** THE DATA **

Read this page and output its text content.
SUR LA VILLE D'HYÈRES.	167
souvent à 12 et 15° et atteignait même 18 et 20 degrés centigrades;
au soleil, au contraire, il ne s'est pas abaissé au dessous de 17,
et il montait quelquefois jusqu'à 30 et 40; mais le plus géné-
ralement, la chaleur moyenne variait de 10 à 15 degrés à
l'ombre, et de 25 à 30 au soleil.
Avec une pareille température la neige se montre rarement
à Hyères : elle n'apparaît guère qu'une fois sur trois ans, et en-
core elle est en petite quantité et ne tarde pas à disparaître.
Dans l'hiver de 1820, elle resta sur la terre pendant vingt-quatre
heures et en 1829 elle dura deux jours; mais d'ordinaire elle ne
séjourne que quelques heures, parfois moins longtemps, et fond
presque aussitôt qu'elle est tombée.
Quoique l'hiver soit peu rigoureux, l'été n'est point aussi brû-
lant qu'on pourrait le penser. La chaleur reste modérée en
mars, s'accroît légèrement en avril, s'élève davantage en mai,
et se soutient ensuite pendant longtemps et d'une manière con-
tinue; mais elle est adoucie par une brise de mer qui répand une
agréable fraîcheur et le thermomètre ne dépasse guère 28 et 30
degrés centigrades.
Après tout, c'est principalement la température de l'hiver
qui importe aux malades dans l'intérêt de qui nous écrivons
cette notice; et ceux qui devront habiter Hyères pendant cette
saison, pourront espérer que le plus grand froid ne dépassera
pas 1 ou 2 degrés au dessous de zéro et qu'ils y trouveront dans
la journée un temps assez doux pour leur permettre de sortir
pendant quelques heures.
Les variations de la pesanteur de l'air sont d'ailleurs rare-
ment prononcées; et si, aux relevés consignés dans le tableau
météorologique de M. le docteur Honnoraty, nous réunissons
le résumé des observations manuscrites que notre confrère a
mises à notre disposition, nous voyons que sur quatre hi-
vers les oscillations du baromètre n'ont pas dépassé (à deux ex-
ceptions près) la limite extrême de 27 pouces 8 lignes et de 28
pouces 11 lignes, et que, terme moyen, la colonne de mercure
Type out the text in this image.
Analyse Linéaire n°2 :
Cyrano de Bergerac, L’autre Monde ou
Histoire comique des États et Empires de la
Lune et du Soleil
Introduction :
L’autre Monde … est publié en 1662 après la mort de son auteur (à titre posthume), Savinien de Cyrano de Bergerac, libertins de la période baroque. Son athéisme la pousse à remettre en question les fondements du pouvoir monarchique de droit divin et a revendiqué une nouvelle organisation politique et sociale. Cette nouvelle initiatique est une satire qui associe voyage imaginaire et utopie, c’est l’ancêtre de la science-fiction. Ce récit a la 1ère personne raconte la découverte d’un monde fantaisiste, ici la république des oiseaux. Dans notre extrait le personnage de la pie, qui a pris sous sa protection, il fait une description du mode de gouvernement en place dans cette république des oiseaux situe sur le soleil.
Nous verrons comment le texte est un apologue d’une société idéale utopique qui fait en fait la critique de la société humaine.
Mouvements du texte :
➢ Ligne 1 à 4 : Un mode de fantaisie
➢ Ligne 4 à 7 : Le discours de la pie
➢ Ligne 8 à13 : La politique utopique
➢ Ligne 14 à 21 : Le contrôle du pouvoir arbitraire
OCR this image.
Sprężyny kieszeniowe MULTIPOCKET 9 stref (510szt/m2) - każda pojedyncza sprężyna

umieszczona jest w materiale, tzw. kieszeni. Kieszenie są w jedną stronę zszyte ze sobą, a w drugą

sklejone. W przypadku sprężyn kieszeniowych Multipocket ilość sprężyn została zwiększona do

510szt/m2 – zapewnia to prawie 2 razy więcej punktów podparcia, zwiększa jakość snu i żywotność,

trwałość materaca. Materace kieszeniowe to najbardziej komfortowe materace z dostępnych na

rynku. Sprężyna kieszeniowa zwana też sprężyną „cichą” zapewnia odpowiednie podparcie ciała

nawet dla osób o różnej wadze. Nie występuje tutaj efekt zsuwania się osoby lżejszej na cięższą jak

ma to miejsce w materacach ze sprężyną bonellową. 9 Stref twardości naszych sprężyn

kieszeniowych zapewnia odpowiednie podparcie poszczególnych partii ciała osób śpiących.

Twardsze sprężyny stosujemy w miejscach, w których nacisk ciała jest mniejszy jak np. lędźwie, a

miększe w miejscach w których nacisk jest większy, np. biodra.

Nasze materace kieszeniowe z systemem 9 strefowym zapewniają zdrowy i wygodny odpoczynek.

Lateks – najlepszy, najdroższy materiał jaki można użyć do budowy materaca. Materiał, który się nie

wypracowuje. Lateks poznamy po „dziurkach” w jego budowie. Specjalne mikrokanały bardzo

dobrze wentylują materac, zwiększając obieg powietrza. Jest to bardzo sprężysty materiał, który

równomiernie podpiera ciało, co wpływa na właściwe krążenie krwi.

** TO BE DONE **
List the lines of the entries that include "quelques".

** RESULT **
séjourne que quelques heures, parfois moins longtemps, et fond
pendant quelques heures.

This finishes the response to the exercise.